DATA ENTRIES:
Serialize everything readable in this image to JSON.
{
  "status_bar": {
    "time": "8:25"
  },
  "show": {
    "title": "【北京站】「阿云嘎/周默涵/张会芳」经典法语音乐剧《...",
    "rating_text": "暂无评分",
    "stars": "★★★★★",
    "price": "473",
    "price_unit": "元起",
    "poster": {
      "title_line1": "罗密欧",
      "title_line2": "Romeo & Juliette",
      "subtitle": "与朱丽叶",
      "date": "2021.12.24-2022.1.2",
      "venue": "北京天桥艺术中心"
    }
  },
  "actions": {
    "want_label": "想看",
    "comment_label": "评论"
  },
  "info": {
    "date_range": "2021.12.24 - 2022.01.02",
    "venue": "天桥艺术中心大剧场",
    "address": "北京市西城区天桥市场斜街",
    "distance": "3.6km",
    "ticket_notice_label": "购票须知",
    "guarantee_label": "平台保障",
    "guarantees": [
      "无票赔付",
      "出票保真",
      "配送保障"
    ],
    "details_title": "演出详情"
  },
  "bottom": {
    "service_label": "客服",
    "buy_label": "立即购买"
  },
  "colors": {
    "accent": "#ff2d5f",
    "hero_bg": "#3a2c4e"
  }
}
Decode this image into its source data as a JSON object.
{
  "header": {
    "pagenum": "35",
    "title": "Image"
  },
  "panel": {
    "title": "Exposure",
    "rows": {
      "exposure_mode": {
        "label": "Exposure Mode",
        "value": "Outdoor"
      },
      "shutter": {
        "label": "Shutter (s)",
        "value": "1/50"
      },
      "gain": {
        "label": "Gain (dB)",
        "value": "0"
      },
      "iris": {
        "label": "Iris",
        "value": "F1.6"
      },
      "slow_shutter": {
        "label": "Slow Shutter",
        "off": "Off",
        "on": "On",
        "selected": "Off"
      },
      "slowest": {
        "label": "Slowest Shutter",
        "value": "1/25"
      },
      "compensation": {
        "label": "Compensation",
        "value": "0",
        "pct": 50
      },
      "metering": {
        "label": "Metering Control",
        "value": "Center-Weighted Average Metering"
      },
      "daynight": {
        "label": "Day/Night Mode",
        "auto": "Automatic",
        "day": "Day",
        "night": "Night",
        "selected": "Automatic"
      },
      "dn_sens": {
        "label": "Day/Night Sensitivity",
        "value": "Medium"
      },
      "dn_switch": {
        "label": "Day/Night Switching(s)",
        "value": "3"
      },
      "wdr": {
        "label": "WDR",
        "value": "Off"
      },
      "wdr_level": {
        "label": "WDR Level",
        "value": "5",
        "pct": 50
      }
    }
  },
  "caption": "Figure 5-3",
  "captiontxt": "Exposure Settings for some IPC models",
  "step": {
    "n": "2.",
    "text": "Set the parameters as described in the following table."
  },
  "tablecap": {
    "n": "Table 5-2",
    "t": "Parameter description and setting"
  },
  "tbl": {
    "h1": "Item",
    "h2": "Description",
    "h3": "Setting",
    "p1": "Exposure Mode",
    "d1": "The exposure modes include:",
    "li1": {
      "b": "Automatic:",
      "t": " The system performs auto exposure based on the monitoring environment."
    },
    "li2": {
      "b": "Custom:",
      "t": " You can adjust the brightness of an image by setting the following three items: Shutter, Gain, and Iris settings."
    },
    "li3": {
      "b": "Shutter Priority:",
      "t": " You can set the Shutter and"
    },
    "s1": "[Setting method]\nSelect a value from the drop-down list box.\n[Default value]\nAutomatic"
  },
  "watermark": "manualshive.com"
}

WORK REQUIRED: All of the entries above must be quoted exactly.

FULL RESPONSE:
Serialize everything readable in this image to JSON.
{
  "status_bar": {
    "time": "8:25"
  },
  "show": {
    "title": "【北京站】「阿云嘎/周默涵/张会芳」经典法语音乐剧《...",
    "rating_text": "暂无评分",
    "stars": "★★★★★",
    "price": "473",
    "price_unit": "元起",
    "poster": {
      "title_line1": "罗密欧",
      "title_line2": "Romeo & Juliette",
      "subtitle": "与朱丽叶",
      "date": "2021.12.24-2022.1.2",
      "venue": "北京天桥艺术中心"
    }
  },
  "actions": {
    "want_label": "想看",
    "comment_label": "评论"
  },
  "info": {
    "date_range": "2021.12.24 - 2022.01.02",
    "venue": "天桥艺术中心大剧场",
    "address": "北京市西城区天桥市场斜街",
    "distance": "3.6km",
    "ticket_notice_label": "购票须知",
    "guarantee_label": "平台保障",
    "guarantees": [
      "无票赔付",
      "出票保真",
      "配送保障"
    ],
    "details_title": "演出详情"
  },
  "bottom": {
    "service_label": "客服",
    "buy_label": "立即购买"
  },
  "colors": {
    "accent": "#ff2d5f",
    "hero_bg": "#3a2c4e"
  }
}
Decode this image into its source data as a JSON object.
{
  "header": {
    "pagenum": "35",
    "title": "Image"
  },
  "panel": {
    "title": "Exposure",
    "rows": {
      "exposure_mode": {
        "label": "Exposure Mode",
        "value": "Outdoor"
      },
      "shutter": {
        "label": "Shutter (s)",
        "value": "1/50"
      },
      "gain": {
        "label": "Gain (dB)",
        "value": "0"
      },
      "iris": {
        "label": "Iris",
        "value": "F1.6"
      },
      "slow_shutter": {
        "label": "Slow Shutter",
        "off": "Off",
        "on": "On",
        "selected": "Off"
      },
      "slowest": {
        "label": "Slowest Shutter",
        "value": "1/25"
      },
      "compensation": {
        "label": "Compensation",
        "value": "0",
        "pct": 50
      },
      "metering": {
        "label": "Metering Control",
        "value": "Center-Weighted Average Metering"
      },
      "daynight": {
        "label": "Day/Night Mode",
        "auto": "Automatic",
        "day": "Day",
        "night": "Night",
        "selected": "Automatic"
      },
      "dn_sens": {
        "label": "Day/Night Sensitivity",
        "value": "Medium"
      },
      "dn_switch": {
        "label": "Day/Night Switching(s)",
        "value": "3"
      },
      "wdr": {
        "label": "WDR",
        "value": "Off"
      },
      "wdr_level": {
        "label": "WDR Level",
        "value": "5",
        "pct": 50
      }
    }
  },
  "caption": "Figure 5-3",
  "captiontxt": "Exposure Settings for some IPC models",
  "step": {
    "n": "2.",
    "text": "Set the parameters as described in the following table."
  },
  "tablecap": {
    "n": "Table 5-2",
    "t": "Parameter description and setting"
  },
  "tbl": {
    "h1": "Item",
    "h2": "Description",
    "h3": "Setting",
    "p1": "Exposure Mode",
    "d1": "The exposure modes include:",
    "li1": {
      "b": "Automatic:",
      "t": " The system performs auto exposure based on the monitoring environment."
    },
    "li2": {
      "b": "Custom:",
      "t": " You can adjust the brightness of an image by setting the following three items: Shutter, Gain, and Iris settings."
    },
    "li3": {
      "b": "Shutter Priority:",
      "t": " You can set the Shutter and"
    },
    "s1": "[Setting method]\nSelect a value from the drop-down list box.\n[Default value]\nAutomatic"
  },
  "watermark": "manualshive.com"
}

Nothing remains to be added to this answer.